Your instructions: Of the lines in the listing, how many include the string "下列选项中"? Write the number and nothing else.

※ ※ ※

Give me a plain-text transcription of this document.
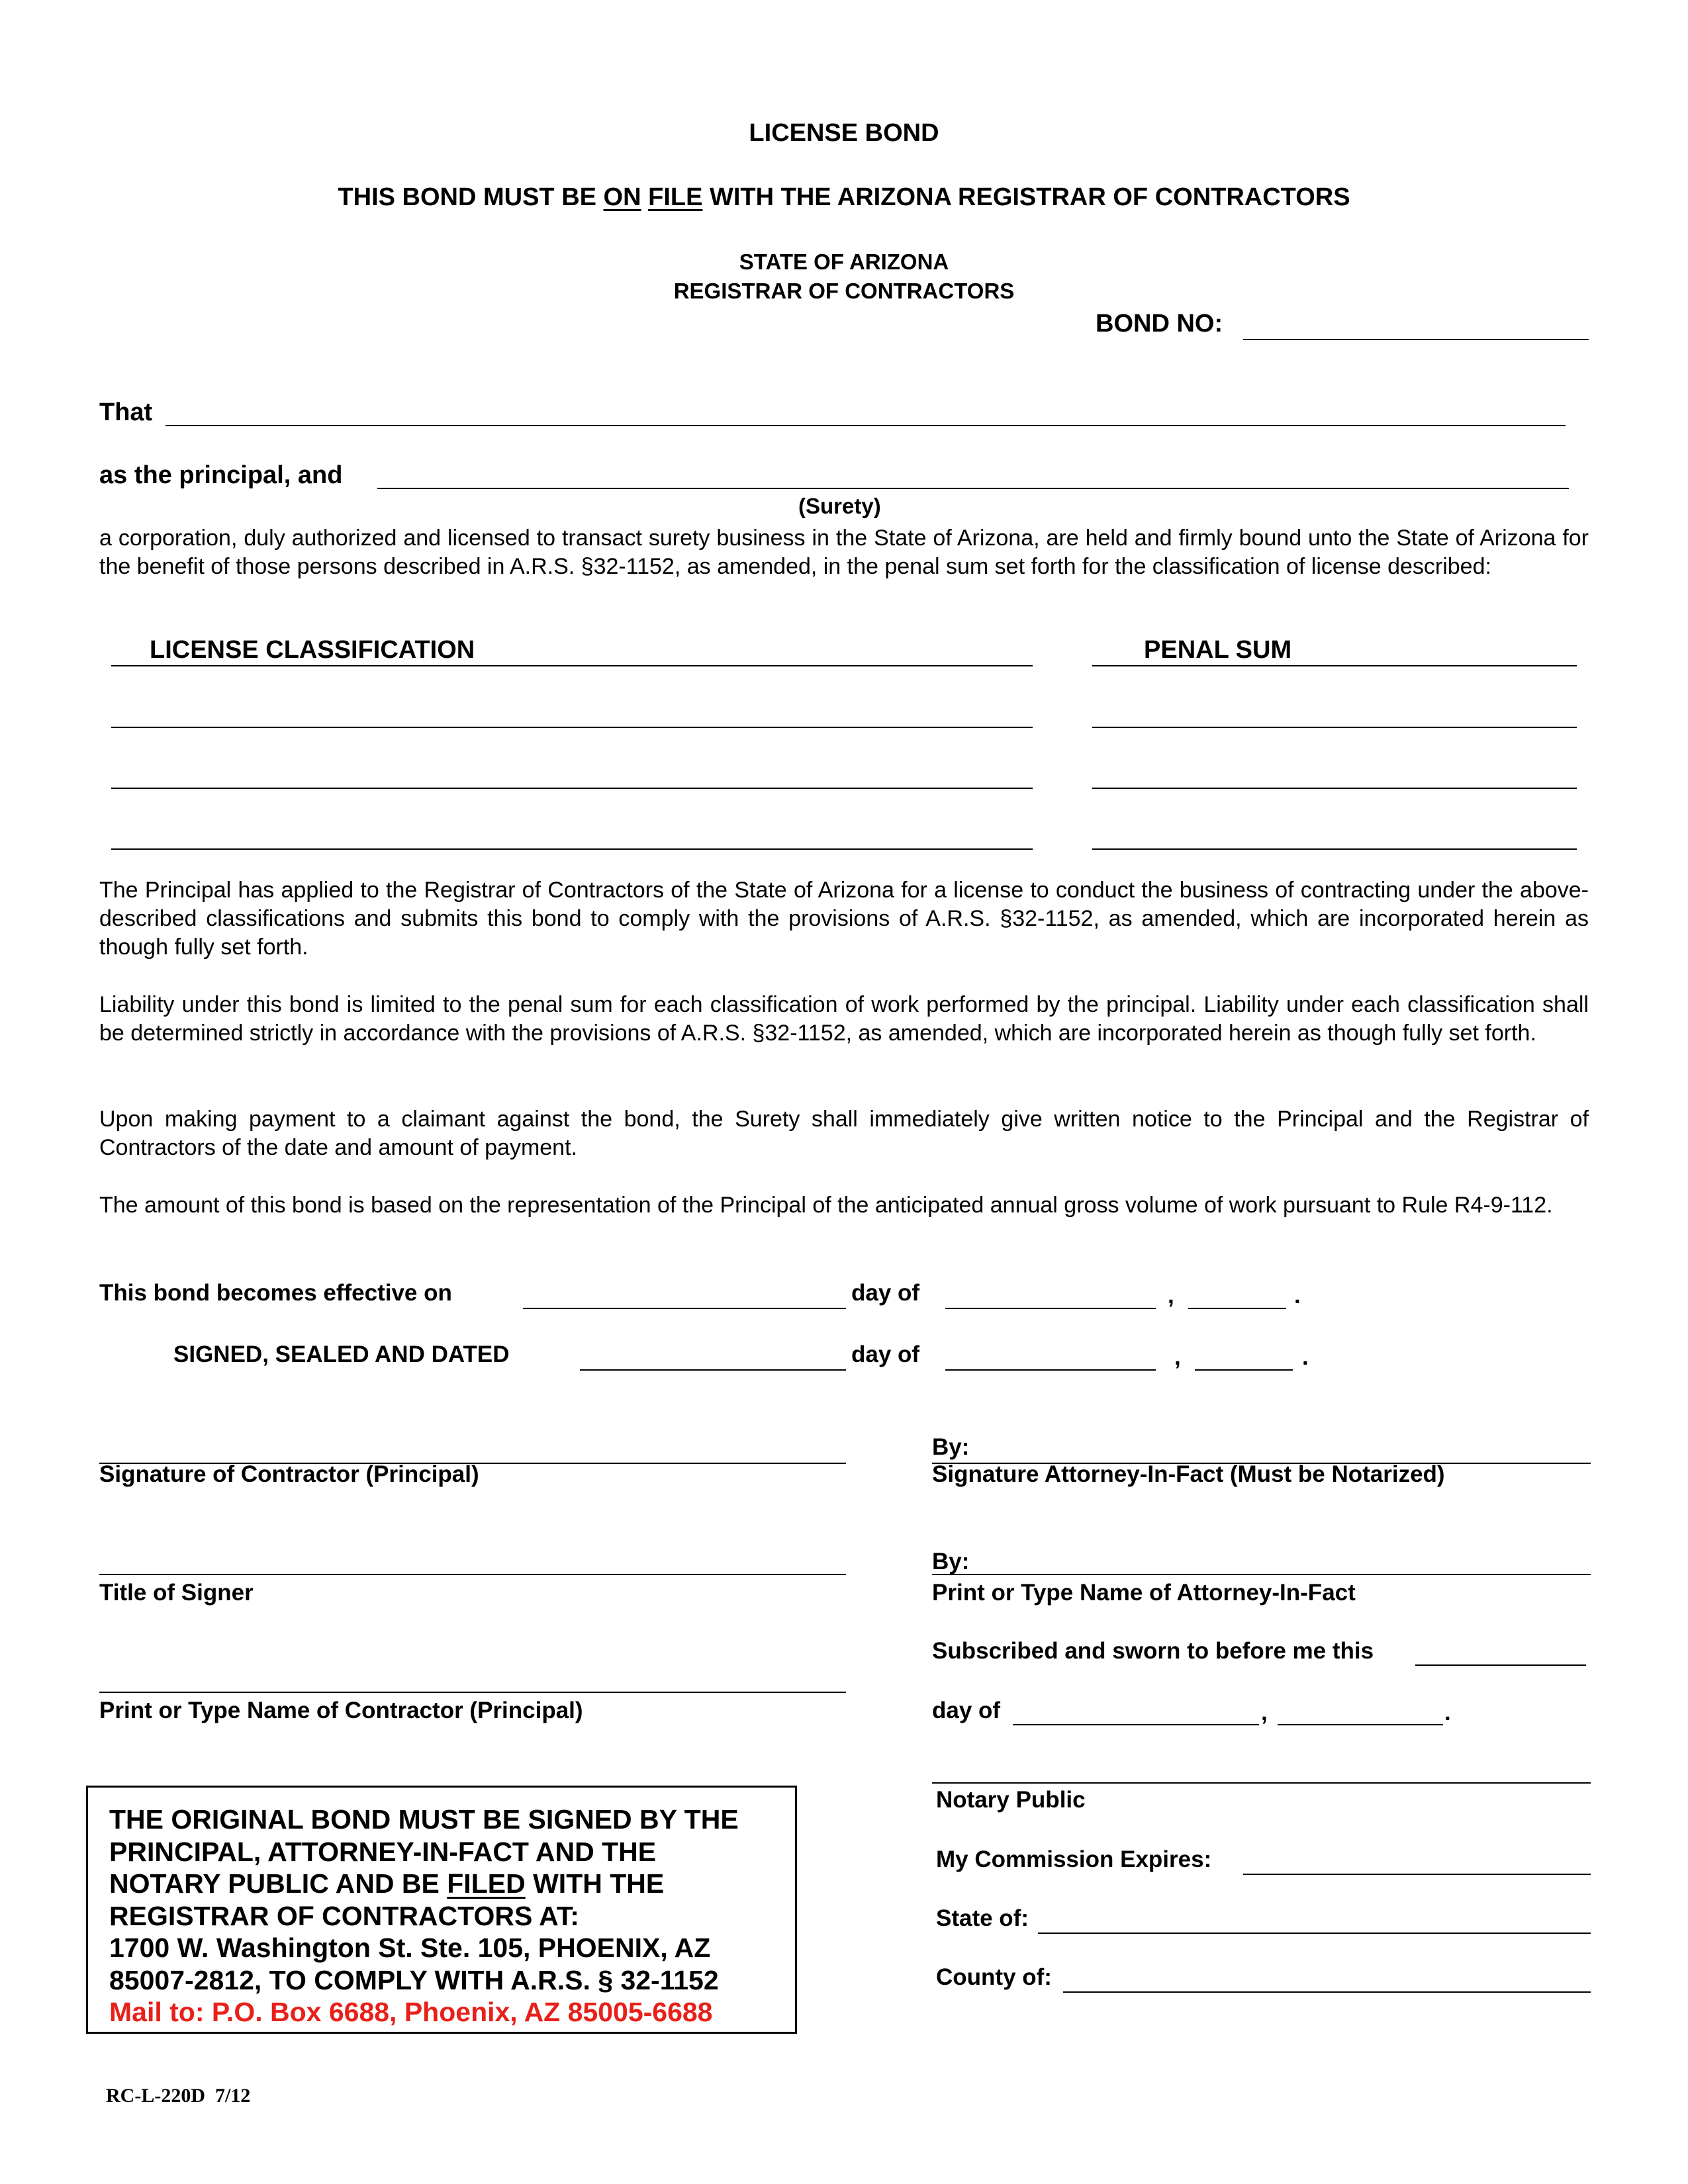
LICENSE BOND
THIS BOND MUST BE ON FILE WITH THE ARIZONA REGISTRAR OF CONTRACTORS
STATE OF ARIZONA
REGISTRAR OF CONTRACTORS
BOND NO:
That
as the principal, and
(Surety)
a corporation, duly authorized and licensed to transact surety business in the State of Arizona, are held and firmly bound unto the State of Arizona for the benefit of those persons described in A.R.S. §32-1152, as amended, in the penal sum set forth for the classification of license described:
LICENSE CLASSIFICATION	PENAL SUM
The Principal has applied to the Registrar of Contractors of the State of Arizona for a license to conduct the business of contracting under the above-described classifications and submits this bond to comply with the provisions of A.R.S. §32-1152, as amended, which are incorporated herein as though fully set forth.
Liability under this bond is limited to the penal sum for each classification of work performed by the principal. Liability under each classification shall be determined strictly in accordance with the provisions of A.R.S. §32-1152, as amended, which are incorporated herein as though fully set forth.
Upon making payment to a claimant against the bond, the Surety shall immediately give written notice to the Principal and the Registrar of Contractors of the date and amount of payment.
The amount of this bond is based on the representation of the Principal of the anticipated annual gross volume of work pursuant to Rule R4-9-112.
This bond becomes effective on	day of	,	.
SIGNED, SEALED AND DATED	day of	,	.
Signature of Contractor (Principal)
Title of Signer
Print or Type Name of Contractor (Principal)
By:
Signature Attorney-In-Fact (Must be Notarized)
By:
Print or Type Name of Attorney-In-Fact
Subscribed and sworn to before me this
day of	,	.
Notary Public
My Commission Expires:
State of:
County of:
THE ORIGINAL BOND MUST BE SIGNED BY THE
PRINCIPAL, ATTORNEY-IN-FACT AND THE
NOTARY PUBLIC AND BE FILED WITH THE
REGISTRAR OF CONTRACTORS AT:
1700 W. Washington St. Ste. 105, PHOENIX, AZ
85007-2812, TO COMPLY WITH A.R.S. § 32-1152
Mail to: P.O. Box 6688, Phoenix, AZ 85005-6688
RC-L-220D  7/12
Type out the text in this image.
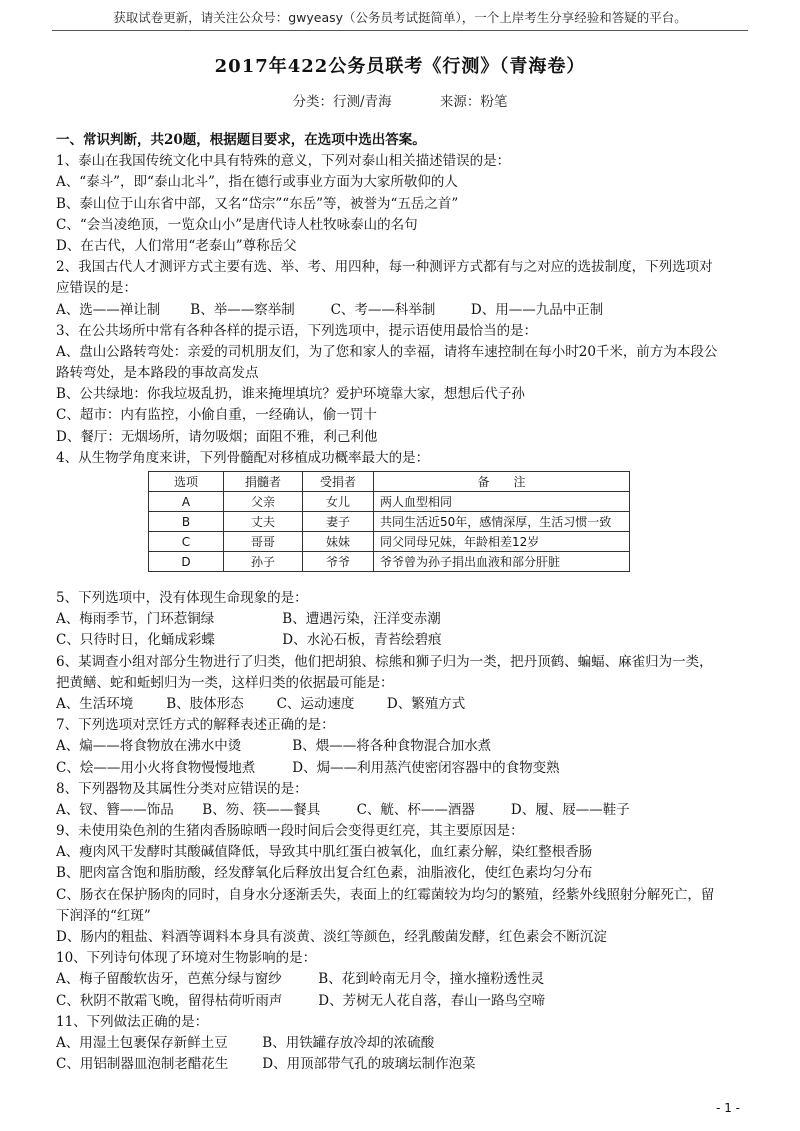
获取试卷更新，请关注公众号：gwyeasy（公务员考试挺简单），一个上岸考生分享经验和答疑的平台。
2017年422公务员联考《行测》（青海卷）
分类：行测/青海	来源：粉笔
一、常识判断，共20题，根据题目要求，在选项中选出答案。
1、泰山在我国传统文化中具有特殊的意义，下列对泰山相关描述错误的是：
A、“泰斗”，即“泰山北斗”，指在德行或事业方面为大家所敬仰的人
B、泰山位于山东省中部，又名“岱宗”“东岳”等，被誉为“五岳之首”
C、“会当凌绝顶，一览众山小”是唐代诗人杜牧咏泰山的名句
D、在古代，人们常用“老泰山”尊称岳父
2、我国古代人才测评方式主要有选、举、考、用四种，每一种测评方式都有与之对应的选拔制度，下列选项对
应错误的是：
A、选——禅让制 B、举——察举制	C、考——科举制	D、用——九品中正制
3、在公共场所中常有各种各样的提示语，下列选项中，提示语使用最恰当的是：
A、盘山公路转弯处：亲爱的司机朋友们，为了您和家人的幸福，请将车速控制在每小时20千米，前方为本段公
路转弯处，是本路段的事故高发点
B、公共绿地：你我垃圾乱扔，谁来掩埋填坑？爱护环境靠大家，想想后代子孙
C、超市：内有监控，小偷自重，一经确认，偷一罚十
D、餐厅：无烟场所，请勿吸烟；面阻不雅，利己利他
4、从生物学角度来讲，下列骨髓配对移植成功概率最大的是：
选项	捐髓者	受捐者	备　　注
A	父亲	女儿	两人血型相同
B	丈夫	妻子	共同生活近50年，感情深厚，生活习惯一致
C	哥哥	妹妹	同父同母兄妹，年龄相差12岁
D	孙子	爷爷	爷爷曾为孙子捐出血液和部分肝脏
5、下列选项中，没有体现生命现象的是：
A、梅雨季节，门环惹铜绿	B、遭遇污染，汪洋变赤潮
C、只待时日，化蛹成彩蝶	D、水沁石板，青苔绘碧痕
6、某调查小组对部分生物进行了归类，他们把胡狼、棕熊和狮子归为一类，把丹顶鹤、蝙蝠、麻雀归为一类，
把黄鳝、蛇和蚯蚓归为一类，这样归类的依据最可能是：
A、生活环境 B、肢体形态 C、运动速度 D、繁殖方式
7、下列选项对烹饪方式的解释表述正确的是：
A、煸——将食物放在沸水中烫	B、煨——将各种食物混合加水煮
C、烩——用小火将食物慢慢地煮	D、焗——利用蒸汽使密闭容器中的食物变熟
8、下列器物及其属性分类对应错误的是：
A、钗、簪——饰品 B、笏、筷——餐具	C、觥、杯——酒器	D、履、屐——鞋子
9、未使用染色剂的生猪肉香肠晾晒一段时间后会变得更红亮，其主要原因是：
A、瘦肉风干发酵时其酸碱值降低，导致其中肌红蛋白被氧化，血红素分解，染红整根香肠
B、肥肉富含饱和脂肪酸，经发酵氧化后释放出复合红色素，油脂液化，使红色素均匀分布
C、肠衣在保护肠肉的同时，自身水分逐渐丢失，表面上的红霉菌较为均匀的繁殖，经紫外线照射分解死亡，留
下润泽的“红斑”
D、肠内的粗盐、料酒等调料本身具有淡黄、淡红等颜色，经乳酸菌发酵，红色素会不断沉淀
10、下列诗句体现了环境对生物影响的是：
A、梅子留酸软齿牙，芭蕉分绿与窗纱	B、花到岭南无月令，撞水撞粉透性灵
C、秋阴不散霜飞晚，留得枯荷听雨声	D、芳树无人花自落，春山一路鸟空啼
11、下列做法正确的是：
A、用湿土包裹保存新鲜土豆	B、用铁罐存放冷却的浓硫酸
C、用铝制器皿泡制老醋花生	D、用顶部带气孔的玻璃坛制作泡菜
- 1 -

※ ※ ※

Answer to the exercise: 2